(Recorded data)
▽
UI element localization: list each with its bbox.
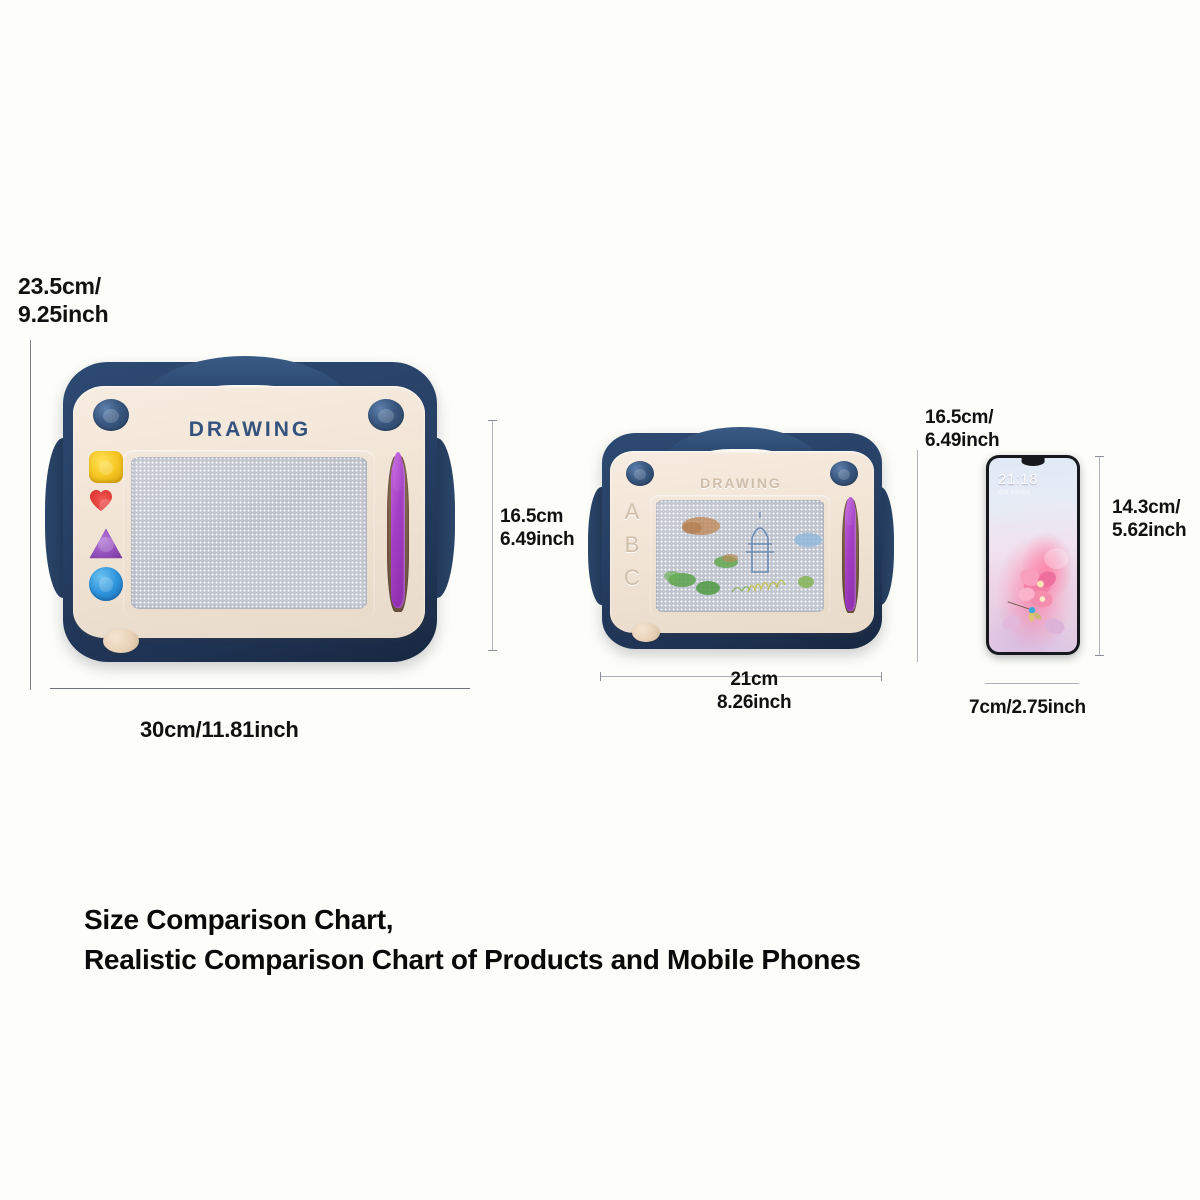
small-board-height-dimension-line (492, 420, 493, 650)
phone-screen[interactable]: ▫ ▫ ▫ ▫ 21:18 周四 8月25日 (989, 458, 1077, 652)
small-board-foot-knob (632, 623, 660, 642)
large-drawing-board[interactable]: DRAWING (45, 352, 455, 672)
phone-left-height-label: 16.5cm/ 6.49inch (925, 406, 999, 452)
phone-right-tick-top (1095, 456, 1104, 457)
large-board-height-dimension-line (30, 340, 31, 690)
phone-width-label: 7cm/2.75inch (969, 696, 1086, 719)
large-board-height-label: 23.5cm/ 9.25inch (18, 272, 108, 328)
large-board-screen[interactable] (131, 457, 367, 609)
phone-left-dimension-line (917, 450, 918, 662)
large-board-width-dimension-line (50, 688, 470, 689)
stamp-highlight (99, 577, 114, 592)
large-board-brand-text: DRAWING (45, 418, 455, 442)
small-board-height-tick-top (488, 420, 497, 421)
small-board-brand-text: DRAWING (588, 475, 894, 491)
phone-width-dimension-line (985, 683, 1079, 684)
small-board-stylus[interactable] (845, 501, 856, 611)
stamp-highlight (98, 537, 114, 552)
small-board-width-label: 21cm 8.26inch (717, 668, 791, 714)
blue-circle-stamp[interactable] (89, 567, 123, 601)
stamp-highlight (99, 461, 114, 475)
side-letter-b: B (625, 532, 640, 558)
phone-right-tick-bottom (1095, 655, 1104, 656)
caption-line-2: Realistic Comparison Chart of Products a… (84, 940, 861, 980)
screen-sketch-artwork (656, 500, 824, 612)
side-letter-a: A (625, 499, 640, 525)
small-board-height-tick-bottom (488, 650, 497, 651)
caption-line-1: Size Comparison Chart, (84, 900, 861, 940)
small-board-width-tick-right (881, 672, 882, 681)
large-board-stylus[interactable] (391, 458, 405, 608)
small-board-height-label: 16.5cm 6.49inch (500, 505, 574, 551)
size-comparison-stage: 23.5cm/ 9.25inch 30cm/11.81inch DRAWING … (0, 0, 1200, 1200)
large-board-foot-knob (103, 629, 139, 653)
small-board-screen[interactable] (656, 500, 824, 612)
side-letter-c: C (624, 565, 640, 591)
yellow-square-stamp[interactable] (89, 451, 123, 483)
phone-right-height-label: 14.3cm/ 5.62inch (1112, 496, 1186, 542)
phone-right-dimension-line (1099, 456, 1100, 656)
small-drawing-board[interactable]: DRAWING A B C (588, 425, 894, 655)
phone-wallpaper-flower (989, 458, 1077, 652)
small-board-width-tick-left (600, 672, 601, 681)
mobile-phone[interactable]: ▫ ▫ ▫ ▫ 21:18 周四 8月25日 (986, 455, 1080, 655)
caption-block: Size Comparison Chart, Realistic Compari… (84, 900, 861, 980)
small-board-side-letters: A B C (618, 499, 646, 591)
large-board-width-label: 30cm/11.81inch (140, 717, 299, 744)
△
▽
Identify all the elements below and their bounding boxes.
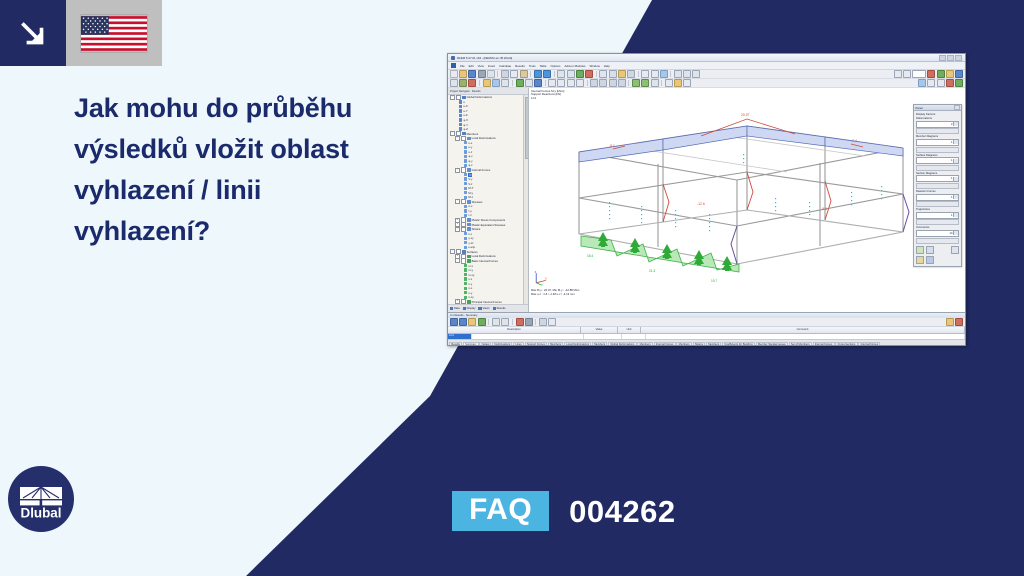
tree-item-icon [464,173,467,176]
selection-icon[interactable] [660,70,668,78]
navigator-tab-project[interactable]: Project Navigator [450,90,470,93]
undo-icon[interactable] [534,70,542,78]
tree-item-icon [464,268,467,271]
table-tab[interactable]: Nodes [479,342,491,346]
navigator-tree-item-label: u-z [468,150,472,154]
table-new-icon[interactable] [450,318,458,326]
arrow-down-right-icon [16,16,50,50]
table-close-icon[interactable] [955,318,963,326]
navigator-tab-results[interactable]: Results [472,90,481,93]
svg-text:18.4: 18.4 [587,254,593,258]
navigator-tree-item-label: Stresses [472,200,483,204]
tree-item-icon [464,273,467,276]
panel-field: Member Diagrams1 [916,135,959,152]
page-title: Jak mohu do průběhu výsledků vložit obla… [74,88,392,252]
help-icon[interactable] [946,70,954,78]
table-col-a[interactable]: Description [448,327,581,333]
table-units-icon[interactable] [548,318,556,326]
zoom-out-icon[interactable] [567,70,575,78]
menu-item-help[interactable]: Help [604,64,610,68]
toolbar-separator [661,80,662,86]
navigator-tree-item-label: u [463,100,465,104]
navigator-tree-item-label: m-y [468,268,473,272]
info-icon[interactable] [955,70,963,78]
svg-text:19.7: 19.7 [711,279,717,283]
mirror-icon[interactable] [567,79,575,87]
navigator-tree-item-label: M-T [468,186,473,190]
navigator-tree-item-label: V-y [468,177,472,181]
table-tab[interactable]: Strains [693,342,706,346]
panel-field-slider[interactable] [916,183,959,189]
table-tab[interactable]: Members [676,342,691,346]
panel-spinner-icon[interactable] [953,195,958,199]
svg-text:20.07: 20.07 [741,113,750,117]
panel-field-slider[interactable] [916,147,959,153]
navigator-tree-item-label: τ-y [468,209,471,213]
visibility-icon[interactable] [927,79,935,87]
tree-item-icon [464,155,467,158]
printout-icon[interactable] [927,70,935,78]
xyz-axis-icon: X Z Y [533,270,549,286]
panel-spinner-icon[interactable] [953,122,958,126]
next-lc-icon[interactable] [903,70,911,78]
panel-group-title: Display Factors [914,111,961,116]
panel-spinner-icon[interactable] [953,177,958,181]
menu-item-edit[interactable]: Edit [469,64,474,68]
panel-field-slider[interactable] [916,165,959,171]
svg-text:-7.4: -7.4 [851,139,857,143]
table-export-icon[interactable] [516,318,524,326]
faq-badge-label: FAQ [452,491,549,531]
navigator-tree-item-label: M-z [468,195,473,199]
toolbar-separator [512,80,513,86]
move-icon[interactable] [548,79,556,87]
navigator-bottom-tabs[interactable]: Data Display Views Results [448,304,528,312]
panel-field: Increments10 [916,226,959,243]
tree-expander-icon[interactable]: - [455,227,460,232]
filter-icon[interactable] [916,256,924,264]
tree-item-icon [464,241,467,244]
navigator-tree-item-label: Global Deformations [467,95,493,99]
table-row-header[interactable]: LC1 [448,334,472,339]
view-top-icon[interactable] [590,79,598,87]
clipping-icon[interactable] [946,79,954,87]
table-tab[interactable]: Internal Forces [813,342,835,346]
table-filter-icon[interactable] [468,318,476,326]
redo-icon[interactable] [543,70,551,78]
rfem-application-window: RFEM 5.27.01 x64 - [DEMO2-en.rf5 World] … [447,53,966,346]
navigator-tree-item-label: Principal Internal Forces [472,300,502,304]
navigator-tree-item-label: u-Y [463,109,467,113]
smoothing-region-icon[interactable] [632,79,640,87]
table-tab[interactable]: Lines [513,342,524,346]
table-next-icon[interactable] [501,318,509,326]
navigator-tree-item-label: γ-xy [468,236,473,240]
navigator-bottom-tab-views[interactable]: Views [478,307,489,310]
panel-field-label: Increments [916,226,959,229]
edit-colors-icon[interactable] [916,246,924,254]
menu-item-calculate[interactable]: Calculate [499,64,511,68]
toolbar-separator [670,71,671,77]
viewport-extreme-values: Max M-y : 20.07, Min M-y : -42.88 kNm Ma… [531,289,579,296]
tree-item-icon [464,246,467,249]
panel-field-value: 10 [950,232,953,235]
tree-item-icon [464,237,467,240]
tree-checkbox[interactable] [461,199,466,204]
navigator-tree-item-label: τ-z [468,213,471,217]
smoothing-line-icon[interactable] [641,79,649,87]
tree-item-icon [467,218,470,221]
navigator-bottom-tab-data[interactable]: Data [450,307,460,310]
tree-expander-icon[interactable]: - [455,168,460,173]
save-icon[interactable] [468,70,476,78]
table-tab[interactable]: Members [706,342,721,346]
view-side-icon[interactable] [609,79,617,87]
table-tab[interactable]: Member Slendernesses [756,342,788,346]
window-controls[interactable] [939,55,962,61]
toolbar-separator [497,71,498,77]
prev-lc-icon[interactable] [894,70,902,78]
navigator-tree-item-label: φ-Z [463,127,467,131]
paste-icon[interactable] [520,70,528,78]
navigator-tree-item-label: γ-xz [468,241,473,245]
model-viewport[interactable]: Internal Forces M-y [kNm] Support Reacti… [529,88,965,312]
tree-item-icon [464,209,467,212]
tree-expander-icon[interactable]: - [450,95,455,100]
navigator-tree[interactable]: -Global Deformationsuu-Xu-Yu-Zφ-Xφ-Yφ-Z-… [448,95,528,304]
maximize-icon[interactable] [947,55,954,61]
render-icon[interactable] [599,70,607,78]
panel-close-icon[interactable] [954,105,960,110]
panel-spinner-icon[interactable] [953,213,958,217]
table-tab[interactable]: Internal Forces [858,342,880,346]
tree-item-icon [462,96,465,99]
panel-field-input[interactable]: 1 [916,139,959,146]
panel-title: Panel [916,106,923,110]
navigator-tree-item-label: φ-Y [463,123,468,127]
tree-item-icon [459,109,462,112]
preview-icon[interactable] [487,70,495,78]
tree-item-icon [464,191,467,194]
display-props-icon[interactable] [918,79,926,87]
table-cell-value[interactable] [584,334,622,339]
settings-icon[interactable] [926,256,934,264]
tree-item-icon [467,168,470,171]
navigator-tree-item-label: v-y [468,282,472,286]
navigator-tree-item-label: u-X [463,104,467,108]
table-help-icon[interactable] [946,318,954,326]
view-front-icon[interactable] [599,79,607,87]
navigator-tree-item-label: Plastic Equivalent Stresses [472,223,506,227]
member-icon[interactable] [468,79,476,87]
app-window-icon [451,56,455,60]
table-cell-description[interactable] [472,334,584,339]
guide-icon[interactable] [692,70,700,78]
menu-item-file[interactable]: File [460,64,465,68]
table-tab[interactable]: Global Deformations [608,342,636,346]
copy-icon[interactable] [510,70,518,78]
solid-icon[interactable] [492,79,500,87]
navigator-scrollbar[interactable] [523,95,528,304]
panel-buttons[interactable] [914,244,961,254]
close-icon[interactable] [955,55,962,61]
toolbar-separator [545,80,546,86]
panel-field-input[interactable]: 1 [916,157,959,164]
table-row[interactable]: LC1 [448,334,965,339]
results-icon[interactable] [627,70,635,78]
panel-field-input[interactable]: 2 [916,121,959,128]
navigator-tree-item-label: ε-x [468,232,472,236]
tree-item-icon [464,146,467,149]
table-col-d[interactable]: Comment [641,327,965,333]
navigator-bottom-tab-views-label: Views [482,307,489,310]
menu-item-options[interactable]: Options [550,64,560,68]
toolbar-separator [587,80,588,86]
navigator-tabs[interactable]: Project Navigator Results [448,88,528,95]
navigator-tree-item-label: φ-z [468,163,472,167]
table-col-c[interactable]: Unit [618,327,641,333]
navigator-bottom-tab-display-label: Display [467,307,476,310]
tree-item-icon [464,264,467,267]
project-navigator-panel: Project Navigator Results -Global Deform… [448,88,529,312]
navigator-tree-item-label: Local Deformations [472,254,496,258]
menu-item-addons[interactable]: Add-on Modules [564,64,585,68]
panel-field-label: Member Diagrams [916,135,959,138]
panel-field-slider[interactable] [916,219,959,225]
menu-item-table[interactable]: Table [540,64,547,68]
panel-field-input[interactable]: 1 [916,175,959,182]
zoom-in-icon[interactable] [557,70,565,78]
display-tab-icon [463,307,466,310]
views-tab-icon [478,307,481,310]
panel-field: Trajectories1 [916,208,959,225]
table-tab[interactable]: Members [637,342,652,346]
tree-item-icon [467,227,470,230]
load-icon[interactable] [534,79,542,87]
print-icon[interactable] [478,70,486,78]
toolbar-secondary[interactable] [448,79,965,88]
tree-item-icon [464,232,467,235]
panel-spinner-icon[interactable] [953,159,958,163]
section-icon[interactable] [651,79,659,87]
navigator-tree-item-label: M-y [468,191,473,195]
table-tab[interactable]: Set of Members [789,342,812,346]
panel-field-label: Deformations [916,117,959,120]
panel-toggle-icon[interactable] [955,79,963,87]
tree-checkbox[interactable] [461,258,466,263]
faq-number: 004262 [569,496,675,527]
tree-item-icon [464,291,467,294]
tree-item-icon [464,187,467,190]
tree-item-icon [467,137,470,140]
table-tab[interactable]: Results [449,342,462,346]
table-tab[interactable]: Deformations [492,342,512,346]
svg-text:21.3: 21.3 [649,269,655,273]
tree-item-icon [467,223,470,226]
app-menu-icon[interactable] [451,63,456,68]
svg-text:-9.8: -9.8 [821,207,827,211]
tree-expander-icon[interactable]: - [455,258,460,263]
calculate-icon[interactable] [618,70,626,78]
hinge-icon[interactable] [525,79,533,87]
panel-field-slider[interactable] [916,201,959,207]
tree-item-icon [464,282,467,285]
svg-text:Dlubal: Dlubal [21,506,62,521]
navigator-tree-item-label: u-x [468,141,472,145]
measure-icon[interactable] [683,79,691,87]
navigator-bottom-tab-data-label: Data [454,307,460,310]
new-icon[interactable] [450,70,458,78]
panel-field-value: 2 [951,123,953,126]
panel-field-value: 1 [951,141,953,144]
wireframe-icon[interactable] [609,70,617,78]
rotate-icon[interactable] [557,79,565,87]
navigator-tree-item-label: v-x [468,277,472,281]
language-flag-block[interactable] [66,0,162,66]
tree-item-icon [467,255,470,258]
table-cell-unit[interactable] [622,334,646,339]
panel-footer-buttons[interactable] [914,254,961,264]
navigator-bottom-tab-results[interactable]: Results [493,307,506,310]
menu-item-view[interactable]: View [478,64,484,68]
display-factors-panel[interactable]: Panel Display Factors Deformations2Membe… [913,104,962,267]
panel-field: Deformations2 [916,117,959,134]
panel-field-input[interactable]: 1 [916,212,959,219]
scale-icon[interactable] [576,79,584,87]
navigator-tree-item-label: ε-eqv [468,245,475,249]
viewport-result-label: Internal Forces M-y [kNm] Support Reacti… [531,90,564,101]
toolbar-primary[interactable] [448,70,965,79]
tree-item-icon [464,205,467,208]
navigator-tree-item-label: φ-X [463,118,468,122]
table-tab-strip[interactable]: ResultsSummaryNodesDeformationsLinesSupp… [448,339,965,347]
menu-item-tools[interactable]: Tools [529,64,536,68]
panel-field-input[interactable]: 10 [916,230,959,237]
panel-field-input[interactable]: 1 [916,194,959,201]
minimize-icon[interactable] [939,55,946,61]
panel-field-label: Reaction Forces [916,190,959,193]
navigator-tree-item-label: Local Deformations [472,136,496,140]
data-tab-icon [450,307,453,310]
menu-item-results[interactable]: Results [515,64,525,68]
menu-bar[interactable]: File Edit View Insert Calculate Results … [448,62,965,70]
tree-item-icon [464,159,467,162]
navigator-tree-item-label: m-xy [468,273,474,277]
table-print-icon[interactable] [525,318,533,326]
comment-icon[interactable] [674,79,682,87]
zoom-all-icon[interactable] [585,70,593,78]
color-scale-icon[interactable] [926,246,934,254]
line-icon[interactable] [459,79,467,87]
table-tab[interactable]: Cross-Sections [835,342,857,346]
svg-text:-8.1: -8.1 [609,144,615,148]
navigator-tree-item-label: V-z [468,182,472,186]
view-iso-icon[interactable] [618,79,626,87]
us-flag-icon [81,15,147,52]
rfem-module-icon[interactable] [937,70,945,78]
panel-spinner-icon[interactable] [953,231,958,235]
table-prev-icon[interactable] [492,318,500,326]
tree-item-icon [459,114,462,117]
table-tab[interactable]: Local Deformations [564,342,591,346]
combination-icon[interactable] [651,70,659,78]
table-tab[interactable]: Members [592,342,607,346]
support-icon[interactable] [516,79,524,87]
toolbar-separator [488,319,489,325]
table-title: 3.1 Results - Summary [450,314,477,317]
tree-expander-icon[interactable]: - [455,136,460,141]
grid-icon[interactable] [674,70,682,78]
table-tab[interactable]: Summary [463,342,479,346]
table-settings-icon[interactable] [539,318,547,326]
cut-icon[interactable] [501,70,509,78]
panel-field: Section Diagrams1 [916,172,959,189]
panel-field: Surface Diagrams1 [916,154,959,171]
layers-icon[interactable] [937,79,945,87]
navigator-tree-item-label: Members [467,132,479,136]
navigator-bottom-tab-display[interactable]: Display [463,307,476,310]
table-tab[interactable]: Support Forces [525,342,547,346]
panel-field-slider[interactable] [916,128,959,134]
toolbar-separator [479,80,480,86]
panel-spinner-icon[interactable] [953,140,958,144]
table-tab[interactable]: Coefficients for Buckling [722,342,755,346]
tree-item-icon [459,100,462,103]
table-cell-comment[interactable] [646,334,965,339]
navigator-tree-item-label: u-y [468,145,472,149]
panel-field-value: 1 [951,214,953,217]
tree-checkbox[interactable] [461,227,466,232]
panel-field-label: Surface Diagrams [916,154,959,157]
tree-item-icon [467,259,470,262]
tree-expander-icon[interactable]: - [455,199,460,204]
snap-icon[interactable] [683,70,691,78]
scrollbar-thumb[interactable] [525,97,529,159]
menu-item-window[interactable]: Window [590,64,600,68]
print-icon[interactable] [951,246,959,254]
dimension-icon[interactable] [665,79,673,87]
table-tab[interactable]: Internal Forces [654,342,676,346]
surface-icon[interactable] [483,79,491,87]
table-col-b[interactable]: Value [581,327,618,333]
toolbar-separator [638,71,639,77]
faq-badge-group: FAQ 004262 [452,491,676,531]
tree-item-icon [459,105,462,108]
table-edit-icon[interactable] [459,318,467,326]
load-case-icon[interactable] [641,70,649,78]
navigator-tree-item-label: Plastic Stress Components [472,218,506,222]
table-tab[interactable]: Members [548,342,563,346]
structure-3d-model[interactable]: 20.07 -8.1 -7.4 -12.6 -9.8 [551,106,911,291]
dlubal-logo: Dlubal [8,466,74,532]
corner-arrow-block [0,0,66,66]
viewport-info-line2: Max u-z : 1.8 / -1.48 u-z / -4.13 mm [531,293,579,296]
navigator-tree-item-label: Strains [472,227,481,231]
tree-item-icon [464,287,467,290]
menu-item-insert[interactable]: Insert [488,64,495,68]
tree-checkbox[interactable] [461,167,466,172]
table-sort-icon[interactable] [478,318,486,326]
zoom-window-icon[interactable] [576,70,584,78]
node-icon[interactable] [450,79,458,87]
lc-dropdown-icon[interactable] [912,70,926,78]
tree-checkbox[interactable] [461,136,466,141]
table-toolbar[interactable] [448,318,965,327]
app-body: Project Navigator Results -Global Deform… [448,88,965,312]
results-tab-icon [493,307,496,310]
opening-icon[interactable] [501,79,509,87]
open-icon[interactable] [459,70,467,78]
△
▽
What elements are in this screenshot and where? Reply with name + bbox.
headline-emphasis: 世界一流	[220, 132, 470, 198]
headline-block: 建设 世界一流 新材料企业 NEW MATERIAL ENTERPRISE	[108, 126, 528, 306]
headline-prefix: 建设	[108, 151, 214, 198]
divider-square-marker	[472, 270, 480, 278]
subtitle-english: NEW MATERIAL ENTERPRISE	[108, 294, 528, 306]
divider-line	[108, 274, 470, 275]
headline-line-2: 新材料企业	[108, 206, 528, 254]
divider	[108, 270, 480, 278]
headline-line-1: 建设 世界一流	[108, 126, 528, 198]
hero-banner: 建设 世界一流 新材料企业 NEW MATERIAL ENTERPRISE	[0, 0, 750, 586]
△
> [Work required]: Please give everything from the line containing "tree-item-icon [464,173,467,176]" down to the line containing "panel-spinner-icon[interactable] [953,195,958,199]", both included, as a numbered list, leaving out any blank lines.

> [Response to the exercise]:
1. tree-item-icon [464,173,467,176]
2. selection-icon[interactable] [660,70,668,78]
3. navigator-tab-project[interactable]: Project Navigator [450,90,470,93]
4. undo-icon[interactable] [534,70,542,78]
5. tree-item-icon [464,268,467,271]
6. table-tab[interactable]: Nodes [479,342,491,346]
7. navigator-tree-item-label: u-z [468,150,472,154]
8. table-new-icon[interactable] [450,318,458,326]
9. arrow-down-right-icon [16,16,50,50]
10. table-close-icon[interactable] [955,318,963,326]
11. navigator-tab-results[interactable]: Results [472,90,481,93]
12. svg-text:18.4: 18.4 [587,254,593,258]
13. navigator-tree-item-label: Stresses [472,200,483,204]
14. tree-item-icon [464,273,467,276]
15. panel-field: Member Diagrams1 [916,135,959,152]
16. page-title: Jak mohu do průběhu výsledků vložit obla… [74,88,392,252]
17. help-icon[interactable] [946,70,954,78]
18. table-col-a[interactable]: Description [448,327,581,333]
19. table-units-icon[interactable] [548,318,556,326]
20. zoom-out-icon[interactable] [567,70,575,78]
21. menu-item-help[interactable]: Help [604,64,610,68]
22. toolbar-separator [661,80,662,86]
23. navigator-tree-item-label: u [463,100,465,104]
24. navigator-tree-item-label: m-y [468,268,473,272]
25. info-icon[interactable] [955,70,963,78]
26. svg-text:19.7: 19.7 [711,279,717,283]
27. mirror-icon[interactable] [567,79,575,87]
28. navigator-tree-item-label: M-T [468,186,473,190]
29. navigator-tree-item-label: V-y [468,177,472,181]
30. table-tab[interactable]: Strains [693,342,706,346]
31. panel-field-slider[interactable] [916,183,959,189]
32. table-tab[interactable]: Members [676,342,691,346]
33. panel-spinner-icon[interactable] [953,195,958,199]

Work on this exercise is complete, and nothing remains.